(Records from a collection of figures)
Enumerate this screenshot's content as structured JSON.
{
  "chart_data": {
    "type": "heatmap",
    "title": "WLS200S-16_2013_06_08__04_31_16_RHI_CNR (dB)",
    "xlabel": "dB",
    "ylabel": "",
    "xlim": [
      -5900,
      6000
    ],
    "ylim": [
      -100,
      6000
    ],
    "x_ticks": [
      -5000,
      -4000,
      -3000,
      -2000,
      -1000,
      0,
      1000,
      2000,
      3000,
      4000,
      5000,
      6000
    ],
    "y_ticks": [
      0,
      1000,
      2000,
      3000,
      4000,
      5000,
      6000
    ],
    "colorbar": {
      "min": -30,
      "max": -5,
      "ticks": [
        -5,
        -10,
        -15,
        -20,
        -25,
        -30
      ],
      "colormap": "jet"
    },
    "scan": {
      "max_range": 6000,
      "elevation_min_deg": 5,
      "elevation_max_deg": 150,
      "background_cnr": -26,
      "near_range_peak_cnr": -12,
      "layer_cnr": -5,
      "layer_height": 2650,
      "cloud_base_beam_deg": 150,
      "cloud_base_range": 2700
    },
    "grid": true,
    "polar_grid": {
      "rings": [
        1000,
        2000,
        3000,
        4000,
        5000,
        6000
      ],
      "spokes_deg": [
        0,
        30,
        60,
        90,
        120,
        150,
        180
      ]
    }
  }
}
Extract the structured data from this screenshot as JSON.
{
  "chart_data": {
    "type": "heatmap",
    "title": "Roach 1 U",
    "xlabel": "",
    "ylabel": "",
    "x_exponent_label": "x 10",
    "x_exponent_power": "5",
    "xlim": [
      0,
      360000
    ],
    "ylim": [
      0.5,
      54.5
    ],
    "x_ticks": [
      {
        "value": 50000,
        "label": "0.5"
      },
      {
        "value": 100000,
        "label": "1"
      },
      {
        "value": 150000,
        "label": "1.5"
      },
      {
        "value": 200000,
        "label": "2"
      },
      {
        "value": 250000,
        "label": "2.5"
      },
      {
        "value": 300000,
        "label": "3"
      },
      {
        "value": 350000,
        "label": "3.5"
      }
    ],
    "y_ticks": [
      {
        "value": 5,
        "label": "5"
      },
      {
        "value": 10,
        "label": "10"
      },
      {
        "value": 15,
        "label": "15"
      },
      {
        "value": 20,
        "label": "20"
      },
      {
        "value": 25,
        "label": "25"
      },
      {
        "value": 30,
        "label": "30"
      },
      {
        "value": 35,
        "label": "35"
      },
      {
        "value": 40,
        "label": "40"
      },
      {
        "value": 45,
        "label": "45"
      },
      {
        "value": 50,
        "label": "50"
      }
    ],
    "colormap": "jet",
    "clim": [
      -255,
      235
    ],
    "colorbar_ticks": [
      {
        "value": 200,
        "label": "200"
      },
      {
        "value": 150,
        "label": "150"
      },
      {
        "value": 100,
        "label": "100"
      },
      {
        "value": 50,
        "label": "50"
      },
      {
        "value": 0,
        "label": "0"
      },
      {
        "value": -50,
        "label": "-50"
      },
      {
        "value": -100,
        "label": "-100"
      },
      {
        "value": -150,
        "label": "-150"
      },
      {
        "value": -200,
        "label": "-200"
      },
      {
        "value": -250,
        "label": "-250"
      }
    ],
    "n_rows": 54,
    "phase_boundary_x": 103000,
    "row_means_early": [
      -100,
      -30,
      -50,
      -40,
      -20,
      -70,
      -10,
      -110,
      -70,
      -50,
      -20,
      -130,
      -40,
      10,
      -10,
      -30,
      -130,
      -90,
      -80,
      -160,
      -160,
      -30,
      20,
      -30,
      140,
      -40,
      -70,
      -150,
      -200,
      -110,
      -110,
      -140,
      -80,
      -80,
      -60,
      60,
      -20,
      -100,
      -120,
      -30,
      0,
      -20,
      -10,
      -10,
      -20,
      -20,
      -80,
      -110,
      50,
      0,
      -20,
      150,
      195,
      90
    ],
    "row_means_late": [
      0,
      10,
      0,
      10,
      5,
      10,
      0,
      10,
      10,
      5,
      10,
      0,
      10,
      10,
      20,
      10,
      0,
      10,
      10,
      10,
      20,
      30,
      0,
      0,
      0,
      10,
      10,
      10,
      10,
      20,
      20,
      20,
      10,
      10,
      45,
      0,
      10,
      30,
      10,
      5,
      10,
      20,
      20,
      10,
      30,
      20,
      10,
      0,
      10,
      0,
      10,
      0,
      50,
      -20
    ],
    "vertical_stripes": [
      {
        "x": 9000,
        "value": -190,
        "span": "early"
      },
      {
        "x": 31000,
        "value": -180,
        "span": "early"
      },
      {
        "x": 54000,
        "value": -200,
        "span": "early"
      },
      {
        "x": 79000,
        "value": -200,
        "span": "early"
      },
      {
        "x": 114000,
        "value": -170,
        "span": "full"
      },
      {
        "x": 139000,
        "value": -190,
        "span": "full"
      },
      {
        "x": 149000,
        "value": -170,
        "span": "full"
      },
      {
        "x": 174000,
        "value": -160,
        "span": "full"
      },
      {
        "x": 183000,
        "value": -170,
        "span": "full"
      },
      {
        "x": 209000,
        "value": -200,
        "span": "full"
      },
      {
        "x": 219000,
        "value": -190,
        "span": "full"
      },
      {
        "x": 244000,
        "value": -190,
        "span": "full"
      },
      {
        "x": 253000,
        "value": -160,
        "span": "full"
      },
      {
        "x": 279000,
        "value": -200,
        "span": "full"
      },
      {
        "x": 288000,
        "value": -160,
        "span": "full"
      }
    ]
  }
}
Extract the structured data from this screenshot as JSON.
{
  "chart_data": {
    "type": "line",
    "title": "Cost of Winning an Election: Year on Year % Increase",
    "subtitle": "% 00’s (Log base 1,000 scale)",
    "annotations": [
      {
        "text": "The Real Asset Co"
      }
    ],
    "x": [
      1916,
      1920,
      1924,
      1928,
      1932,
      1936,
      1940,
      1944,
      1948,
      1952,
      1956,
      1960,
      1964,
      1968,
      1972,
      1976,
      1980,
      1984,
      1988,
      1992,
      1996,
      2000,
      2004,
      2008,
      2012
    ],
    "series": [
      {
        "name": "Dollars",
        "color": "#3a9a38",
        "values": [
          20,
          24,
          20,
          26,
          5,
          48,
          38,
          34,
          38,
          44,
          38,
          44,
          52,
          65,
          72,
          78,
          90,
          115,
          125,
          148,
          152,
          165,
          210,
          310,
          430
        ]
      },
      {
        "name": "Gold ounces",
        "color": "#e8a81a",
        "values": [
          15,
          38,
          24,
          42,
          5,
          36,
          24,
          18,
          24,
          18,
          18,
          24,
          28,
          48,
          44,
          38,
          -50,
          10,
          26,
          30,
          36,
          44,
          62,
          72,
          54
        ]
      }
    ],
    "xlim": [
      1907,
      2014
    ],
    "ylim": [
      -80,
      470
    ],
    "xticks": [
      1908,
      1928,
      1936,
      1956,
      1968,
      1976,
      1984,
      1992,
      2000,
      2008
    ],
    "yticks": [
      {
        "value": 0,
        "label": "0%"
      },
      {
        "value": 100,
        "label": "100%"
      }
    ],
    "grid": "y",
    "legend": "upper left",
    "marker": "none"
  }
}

WHAT THIS TASK INVOLVES :: Reproduce the complete data exactly as presented above.

RESPONSE TO THE TASK ::
Enumerate this screenshot's content as structured JSON.
{
  "chart_data": {
    "type": "heatmap",
    "title": "WLS200S-16_2013_06_08__04_31_16_RHI_CNR (dB)",
    "xlabel": "dB",
    "ylabel": "",
    "xlim": [
      -5900,
      6000
    ],
    "ylim": [
      -100,
      6000
    ],
    "x_ticks": [
      -5000,
      -4000,
      -3000,
      -2000,
      -1000,
      0,
      1000,
      2000,
      3000,
      4000,
      5000,
      6000
    ],
    "y_ticks": [
      0,
      1000,
      2000,
      3000,
      4000,
      5000,
      6000
    ],
    "colorbar": {
      "min": -30,
      "max": -5,
      "ticks": [
        -5,
        -10,
        -15,
        -20,
        -25,
        -30
      ],
      "colormap": "jet"
    },
    "scan": {
      "max_range": 6000,
      "elevation_min_deg": 5,
      "elevation_max_deg": 150,
      "background_cnr": -26,
      "near_range_peak_cnr": -12,
      "layer_cnr": -5,
      "layer_height": 2650,
      "cloud_base_beam_deg": 150,
      "cloud_base_range": 2700
    },
    "grid": true,
    "polar_grid": {
      "rings": [
        1000,
        2000,
        3000,
        4000,
        5000,
        6000
      ],
      "spokes_deg": [
        0,
        30,
        60,
        90,
        120,
        150,
        180
      ]
    }
  }
}
Extract the structured data from this screenshot as JSON.
{
  "chart_data": {
    "type": "heatmap",
    "title": "Roach 1 U",
    "xlabel": "",
    "ylabel": "",
    "x_exponent_label": "x 10",
    "x_exponent_power": "5",
    "xlim": [
      0,
      360000
    ],
    "ylim": [
      0.5,
      54.5
    ],
    "x_ticks": [
      {
        "value": 50000,
        "label": "0.5"
      },
      {
        "value": 100000,
        "label": "1"
      },
      {
        "value": 150000,
        "label": "1.5"
      },
      {
        "value": 200000,
        "label": "2"
      },
      {
        "value": 250000,
        "label": "2.5"
      },
      {
        "value": 300000,
        "label": "3"
      },
      {
        "value": 350000,
        "label": "3.5"
      }
    ],
    "y_ticks": [
      {
        "value": 5,
        "label": "5"
      },
      {
        "value": 10,
        "label": "10"
      },
      {
        "value": 15,
        "label": "15"
      },
      {
        "value": 20,
        "label": "20"
      },
      {
        "value": 25,
        "label": "25"
      },
      {
        "value": 30,
        "label": "30"
      },
      {
        "value": 35,
        "label": "35"
      },
      {
        "value": 40,
        "label": "40"
      },
      {
        "value": 45,
        "label": "45"
      },
      {
        "value": 50,
        "label": "50"
      }
    ],
    "colormap": "jet",
    "clim": [
      -255,
      235
    ],
    "colorbar_ticks": [
      {
        "value": 200,
        "label": "200"
      },
      {
        "value": 150,
        "label": "150"
      },
      {
        "value": 100,
        "label": "100"
      },
      {
        "value": 50,
        "label": "50"
      },
      {
        "value": 0,
        "label": "0"
      },
      {
        "value": -50,
        "label": "-50"
      },
      {
        "value": -100,
        "label": "-100"
      },
      {
        "value": -150,
        "label": "-150"
      },
      {
        "value": -200,
        "label": "-200"
      },
      {
        "value": -250,
        "label": "-250"
      }
    ],
    "n_rows": 54,
    "phase_boundary_x": 103000,
    "row_means_early": [
      -100,
      -30,
      -50,
      -40,
      -20,
      -70,
      -10,
      -110,
      -70,
      -50,
      -20,
      -130,
      -40,
      10,
      -10,
      -30,
      -130,
      -90,
      -80,
      -160,
      -160,
      -30,
      20,
      -30,
      140,
      -40,
      -70,
      -150,
      -200,
      -110,
      -110,
      -140,
      -80,
      -80,
      -60,
      60,
      -20,
      -100,
      -120,
      -30,
      0,
      -20,
      -10,
      -10,
      -20,
      -20,
      -80,
      -110,
      50,
      0,
      -20,
      150,
      195,
      90
    ],
    "row_means_late": [
      0,
      10,
      0,
      10,
      5,
      10,
      0,
      10,
      10,
      5,
      10,
      0,
      10,
      10,
      20,
      10,
      0,
      10,
      10,
      10,
      20,
      30,
      0,
      0,
      0,
      10,
      10,
      10,
      10,
      20,
      20,
      20,
      10,
      10,
      45,
      0,
      10,
      30,
      10,
      5,
      10,
      20,
      20,
      10,
      30,
      20,
      10,
      0,
      10,
      0,
      10,
      0,
      50,
      -20
    ],
    "vertical_stripes": [
      {
        "x": 9000,
        "value": -190,
        "span": "early"
      },
      {
        "x": 31000,
        "value": -180,
        "span": "early"
      },
      {
        "x": 54000,
        "value": -200,
        "span": "early"
      },
      {
        "x": 79000,
        "value": -200,
        "span": "early"
      },
      {
        "x": 114000,
        "value": -170,
        "span": "full"
      },
      {
        "x": 139000,
        "value": -190,
        "span": "full"
      },
      {
        "x": 149000,
        "value": -170,
        "span": "full"
      },
      {
        "x": 174000,
        "value": -160,
        "span": "full"
      },
      {
        "x": 183000,
        "value": -170,
        "span": "full"
      },
      {
        "x": 209000,
        "value": -200,
        "span": "full"
      },
      {
        "x": 219000,
        "value": -190,
        "span": "full"
      },
      {
        "x": 244000,
        "value": -190,
        "span": "full"
      },
      {
        "x": 253000,
        "value": -160,
        "span": "full"
      },
      {
        "x": 279000,
        "value": -200,
        "span": "full"
      },
      {
        "x": 288000,
        "value": -160,
        "span": "full"
      }
    ]
  }
}
Extract the structured data from this screenshot as JSON.
{
  "chart_data": {
    "type": "line",
    "title": "Cost of Winning an Election: Year on Year % Increase",
    "subtitle": "% 00’s (Log base 1,000 scale)",
    "annotations": [
      {
        "text": "The Real Asset Co"
      }
    ],
    "x": [
      1916,
      1920,
      1924,
      1928,
      1932,
      1936,
      1940,
      1944,
      1948,
      1952,
      1956,
      1960,
      1964,
      1968,
      1972,
      1976,
      1980,
      1984,
      1988,
      1992,
      1996,
      2000,
      2004,
      2008,
      2012
    ],
    "series": [
      {
        "name": "Dollars",
        "color": "#3a9a38",
        "values": [
          20,
          24,
          20,
          26,
          5,
          48,
          38,
          34,
          38,
          44,
          38,
          44,
          52,
          65,
          72,
          78,
          90,
          115,
          125,
          148,
          152,
          165,
          210,
          310,
          430
        ]
      },
      {
        "name": "Gold ounces",
        "color": "#e8a81a",
        "values": [
          15,
          38,
          24,
          42,
          5,
          36,
          24,
          18,
          24,
          18,
          18,
          24,
          28,
          48,
          44,
          38,
          -50,
          10,
          26,
          30,
          36,
          44,
          62,
          72,
          54
        ]
      }
    ],
    "xlim": [
      1907,
      2014
    ],
    "ylim": [
      -80,
      470
    ],
    "xticks": [
      1908,
      1928,
      1936,
      1956,
      1968,
      1976,
      1984,
      1992,
      2000,
      2008
    ],
    "yticks": [
      {
        "value": 0,
        "label": "0%"
      },
      {
        "value": 100,
        "label": "100%"
      }
    ],
    "grid": "y",
    "legend": "upper left",
    "marker": "none"
  }
}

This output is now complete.